DATASET CONTENT:
....

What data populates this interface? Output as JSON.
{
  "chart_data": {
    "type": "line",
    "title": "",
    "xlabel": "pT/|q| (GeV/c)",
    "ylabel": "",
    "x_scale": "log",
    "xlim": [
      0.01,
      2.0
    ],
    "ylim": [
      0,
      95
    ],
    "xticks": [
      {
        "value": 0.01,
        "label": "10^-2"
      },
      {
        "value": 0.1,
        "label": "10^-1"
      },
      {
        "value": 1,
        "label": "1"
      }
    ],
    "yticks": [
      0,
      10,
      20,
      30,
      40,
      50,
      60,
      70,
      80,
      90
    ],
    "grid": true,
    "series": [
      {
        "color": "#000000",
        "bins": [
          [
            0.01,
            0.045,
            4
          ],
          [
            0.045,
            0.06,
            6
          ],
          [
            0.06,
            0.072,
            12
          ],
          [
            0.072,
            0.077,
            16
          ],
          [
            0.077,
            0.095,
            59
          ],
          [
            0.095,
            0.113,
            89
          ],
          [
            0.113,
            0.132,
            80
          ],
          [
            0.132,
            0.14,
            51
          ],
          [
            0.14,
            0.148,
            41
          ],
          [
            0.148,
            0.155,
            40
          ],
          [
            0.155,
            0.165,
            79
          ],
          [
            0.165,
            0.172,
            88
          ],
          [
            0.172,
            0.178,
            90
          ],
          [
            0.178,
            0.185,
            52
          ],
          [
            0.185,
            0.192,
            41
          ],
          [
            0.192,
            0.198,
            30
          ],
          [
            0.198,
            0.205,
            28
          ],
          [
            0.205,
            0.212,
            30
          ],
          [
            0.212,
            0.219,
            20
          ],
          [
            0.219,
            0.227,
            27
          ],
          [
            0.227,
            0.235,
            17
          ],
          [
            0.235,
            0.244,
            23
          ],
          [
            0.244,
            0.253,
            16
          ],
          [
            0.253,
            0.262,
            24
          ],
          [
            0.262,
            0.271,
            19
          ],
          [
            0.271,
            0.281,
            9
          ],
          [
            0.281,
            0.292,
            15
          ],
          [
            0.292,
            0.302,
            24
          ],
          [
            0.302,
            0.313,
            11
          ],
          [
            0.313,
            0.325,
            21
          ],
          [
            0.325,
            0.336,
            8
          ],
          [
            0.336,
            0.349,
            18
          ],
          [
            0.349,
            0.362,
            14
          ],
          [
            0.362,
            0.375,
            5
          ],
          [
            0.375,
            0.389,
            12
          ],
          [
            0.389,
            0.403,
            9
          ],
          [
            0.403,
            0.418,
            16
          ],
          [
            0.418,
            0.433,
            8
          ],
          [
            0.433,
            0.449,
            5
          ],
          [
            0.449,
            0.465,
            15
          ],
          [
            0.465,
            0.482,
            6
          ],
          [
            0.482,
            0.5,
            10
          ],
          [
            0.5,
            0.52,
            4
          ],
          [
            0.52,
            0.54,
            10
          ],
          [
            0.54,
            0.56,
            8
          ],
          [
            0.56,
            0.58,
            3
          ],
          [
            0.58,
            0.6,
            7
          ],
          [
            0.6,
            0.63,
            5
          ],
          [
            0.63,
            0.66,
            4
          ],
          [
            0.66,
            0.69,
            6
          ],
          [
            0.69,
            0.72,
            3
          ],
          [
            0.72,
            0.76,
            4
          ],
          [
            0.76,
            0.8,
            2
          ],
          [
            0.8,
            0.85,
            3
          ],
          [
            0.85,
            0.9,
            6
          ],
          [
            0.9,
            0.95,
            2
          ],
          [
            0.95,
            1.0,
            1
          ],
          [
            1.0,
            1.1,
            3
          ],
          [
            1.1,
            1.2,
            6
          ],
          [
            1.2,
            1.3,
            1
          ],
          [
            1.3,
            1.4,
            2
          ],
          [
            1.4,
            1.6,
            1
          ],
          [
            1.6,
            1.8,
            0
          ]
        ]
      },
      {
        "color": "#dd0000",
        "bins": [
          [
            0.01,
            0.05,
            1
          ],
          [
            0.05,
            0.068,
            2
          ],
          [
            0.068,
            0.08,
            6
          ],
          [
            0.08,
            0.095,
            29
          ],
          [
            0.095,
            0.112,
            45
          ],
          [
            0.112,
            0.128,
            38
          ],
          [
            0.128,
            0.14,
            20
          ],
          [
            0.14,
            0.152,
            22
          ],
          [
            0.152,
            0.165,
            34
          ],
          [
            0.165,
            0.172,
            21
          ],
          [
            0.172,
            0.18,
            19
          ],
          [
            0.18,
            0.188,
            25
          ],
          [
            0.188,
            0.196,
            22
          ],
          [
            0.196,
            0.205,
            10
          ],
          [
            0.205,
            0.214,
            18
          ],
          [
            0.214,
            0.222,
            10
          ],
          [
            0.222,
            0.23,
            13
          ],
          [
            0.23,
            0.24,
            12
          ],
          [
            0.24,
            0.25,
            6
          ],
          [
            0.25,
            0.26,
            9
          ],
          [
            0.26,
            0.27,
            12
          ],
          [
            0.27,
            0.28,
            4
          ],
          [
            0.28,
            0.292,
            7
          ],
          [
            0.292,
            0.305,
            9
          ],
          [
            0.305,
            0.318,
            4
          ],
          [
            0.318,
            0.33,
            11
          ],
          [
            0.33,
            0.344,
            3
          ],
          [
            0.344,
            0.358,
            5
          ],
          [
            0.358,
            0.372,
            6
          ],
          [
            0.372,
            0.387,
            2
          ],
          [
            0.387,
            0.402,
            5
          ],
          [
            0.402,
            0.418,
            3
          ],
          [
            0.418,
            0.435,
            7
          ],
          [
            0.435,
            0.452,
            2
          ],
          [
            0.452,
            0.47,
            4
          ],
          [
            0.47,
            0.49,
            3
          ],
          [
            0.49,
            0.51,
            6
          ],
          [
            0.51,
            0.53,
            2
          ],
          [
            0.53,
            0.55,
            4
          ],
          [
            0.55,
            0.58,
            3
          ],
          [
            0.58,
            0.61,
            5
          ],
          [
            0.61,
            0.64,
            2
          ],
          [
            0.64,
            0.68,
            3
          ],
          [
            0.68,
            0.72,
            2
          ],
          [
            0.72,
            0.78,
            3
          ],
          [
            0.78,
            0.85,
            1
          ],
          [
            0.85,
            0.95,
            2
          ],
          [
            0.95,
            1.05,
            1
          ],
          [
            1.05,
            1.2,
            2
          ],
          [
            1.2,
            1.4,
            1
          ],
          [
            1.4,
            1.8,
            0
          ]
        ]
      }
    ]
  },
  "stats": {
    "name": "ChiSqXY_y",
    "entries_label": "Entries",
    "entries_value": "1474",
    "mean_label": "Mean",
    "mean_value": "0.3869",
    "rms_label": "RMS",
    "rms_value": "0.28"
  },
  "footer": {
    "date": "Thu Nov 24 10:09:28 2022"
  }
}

....

WHAT TO WORK ON: Copy each line of the data above without altering a single character.

THE SOLUTION:
What data populates this interface? Output as JSON.
{
  "chart_data": {
    "type": "line",
    "title": "",
    "xlabel": "pT/|q| (GeV/c)",
    "ylabel": "",
    "x_scale": "log",
    "xlim": [
      0.01,
      2.0
    ],
    "ylim": [
      0,
      95
    ],
    "xticks": [
      {
        "value": 0.01,
        "label": "10^-2"
      },
      {
        "value": 0.1,
        "label": "10^-1"
      },
      {
        "value": 1,
        "label": "1"
      }
    ],
    "yticks": [
      0,
      10,
      20,
      30,
      40,
      50,
      60,
      70,
      80,
      90
    ],
    "grid": true,
    "series": [
      {
        "color": "#000000",
        "bins": [
          [
            0.01,
            0.045,
            4
          ],
          [
            0.045,
            0.06,
            6
          ],
          [
            0.06,
            0.072,
            12
          ],
          [
            0.072,
            0.077,
            16
          ],
          [
            0.077,
            0.095,
            59
          ],
          [
            0.095,
            0.113,
            89
          ],
          [
            0.113,
            0.132,
            80
          ],
          [
            0.132,
            0.14,
            51
          ],
          [
            0.14,
            0.148,
            41
          ],
          [
            0.148,
            0.155,
            40
          ],
          [
            0.155,
            0.165,
            79
          ],
          [
            0.165,
            0.172,
            88
          ],
          [
            0.172,
            0.178,
            90
          ],
          [
            0.178,
            0.185,
            52
          ],
          [
            0.185,
            0.192,
            41
          ],
          [
            0.192,
            0.198,
            30
          ],
          [
            0.198,
            0.205,
            28
          ],
          [
            0.205,
            0.212,
            30
          ],
          [
            0.212,
            0.219,
            20
          ],
          [
            0.219,
            0.227,
            27
          ],
          [
            0.227,
            0.235,
            17
          ],
          [
            0.235,
            0.244,
            23
          ],
          [
            0.244,
            0.253,
            16
          ],
          [
            0.253,
            0.262,
            24
          ],
          [
            0.262,
            0.271,
            19
          ],
          [
            0.271,
            0.281,
            9
          ],
          [
            0.281,
            0.292,
            15
          ],
          [
            0.292,
            0.302,
            24
          ],
          [
            0.302,
            0.313,
            11
          ],
          [
            0.313,
            0.325,
            21
          ],
          [
            0.325,
            0.336,
            8
          ],
          [
            0.336,
            0.349,
            18
          ],
          [
            0.349,
            0.362,
            14
          ],
          [
            0.362,
            0.375,
            5
          ],
          [
            0.375,
            0.389,
            12
          ],
          [
            0.389,
            0.403,
            9
          ],
          [
            0.403,
            0.418,
            16
          ],
          [
            0.418,
            0.433,
            8
          ],
          [
            0.433,
            0.449,
            5
          ],
          [
            0.449,
            0.465,
            15
          ],
          [
            0.465,
            0.482,
            6
          ],
          [
            0.482,
            0.5,
            10
          ],
          [
            0.5,
            0.52,
            4
          ],
          [
            0.52,
            0.54,
            10
          ],
          [
            0.54,
            0.56,
            8
          ],
          [
            0.56,
            0.58,
            3
          ],
          [
            0.58,
            0.6,
            7
          ],
          [
            0.6,
            0.63,
            5
          ],
          [
            0.63,
            0.66,
            4
          ],
          [
            0.66,
            0.69,
            6
          ],
          [
            0.69,
            0.72,
            3
          ],
          [
            0.72,
            0.76,
            4
          ],
          [
            0.76,
            0.8,
            2
          ],
          [
            0.8,
            0.85,
            3
          ],
          [
            0.85,
            0.9,
            6
          ],
          [
            0.9,
            0.95,
            2
          ],
          [
            0.95,
            1.0,
            1
          ],
          [
            1.0,
            1.1,
            3
          ],
          [
            1.1,
            1.2,
            6
          ],
          [
            1.2,
            1.3,
            1
          ],
          [
            1.3,
            1.4,
            2
          ],
          [
            1.4,
            1.6,
            1
          ],
          [
            1.6,
            1.8,
            0
          ]
        ]
      },
      {
        "color": "#dd0000",
        "bins": [
          [
            0.01,
            0.05,
            1
          ],
          [
            0.05,
            0.068,
            2
          ],
          [
            0.068,
            0.08,
            6
          ],
          [
            0.08,
            0.095,
            29
          ],
          [
            0.095,
            0.112,
            45
          ],
          [
            0.112,
            0.128,
            38
          ],
          [
            0.128,
            0.14,
            20
          ],
          [
            0.14,
            0.152,
            22
          ],
          [
            0.152,
            0.165,
            34
          ],
          [
            0.165,
            0.172,
            21
          ],
          [
            0.172,
            0.18,
            19
          ],
          [
            0.18,
            0.188,
            25
          ],
          [
            0.188,
            0.196,
            22
          ],
          [
            0.196,
            0.205,
            10
          ],
          [
            0.205,
            0.214,
            18
          ],
          [
            0.214,
            0.222,
            10
          ],
          [
            0.222,
            0.23,
            13
          ],
          [
            0.23,
            0.24,
            12
          ],
          [
            0.24,
            0.25,
            6
          ],
          [
            0.25,
            0.26,
            9
          ],
          [
            0.26,
            0.27,
            12
          ],
          [
            0.27,
            0.28,
            4
          ],
          [
            0.28,
            0.292,
            7
          ],
          [
            0.292,
            0.305,
            9
          ],
          [
            0.305,
            0.318,
            4
          ],
          [
            0.318,
            0.33,
            11
          ],
          [
            0.33,
            0.344,
            3
          ],
          [
            0.344,
            0.358,
            5
          ],
          [
            0.358,
            0.372,
            6
          ],
          [
            0.372,
            0.387,
            2
          ],
          [
            0.387,
            0.402,
            5
          ],
          [
            0.402,
            0.418,
            3
          ],
          [
            0.418,
            0.435,
            7
          ],
          [
            0.435,
            0.452,
            2
          ],
          [
            0.452,
            0.47,
            4
          ],
          [
            0.47,
            0.49,
            3
          ],
          [
            0.49,
            0.51,
            6
          ],
          [
            0.51,
            0.53,
            2
          ],
          [
            0.53,
            0.55,
            4
          ],
          [
            0.55,
            0.58,
            3
          ],
          [
            0.58,
            0.61,
            5
          ],
          [
            0.61,
            0.64,
            2
          ],
          [
            0.64,
            0.68,
            3
          ],
          [
            0.68,
            0.72,
            2
          ],
          [
            0.72,
            0.78,
            3
          ],
          [
            0.78,
            0.85,
            1
          ],
          [
            0.85,
            0.95,
            2
          ],
          [
            0.95,
            1.05,
            1
          ],
          [
            1.05,
            1.2,
            2
          ],
          [
            1.2,
            1.4,
            1
          ],
          [
            1.4,
            1.8,
            0
          ]
        ]
      }
    ]
  },
  "stats": {
    "name": "ChiSqXY_y",
    "entries_label": "Entries",
    "entries_value": "1474",
    "mean_label": "Mean",
    "mean_value": "0.3869",
    "rms_label": "RMS",
    "rms_value": "0.28"
  },
  "footer": {
    "date": "Thu Nov 24 10:09:28 2022"
  }
}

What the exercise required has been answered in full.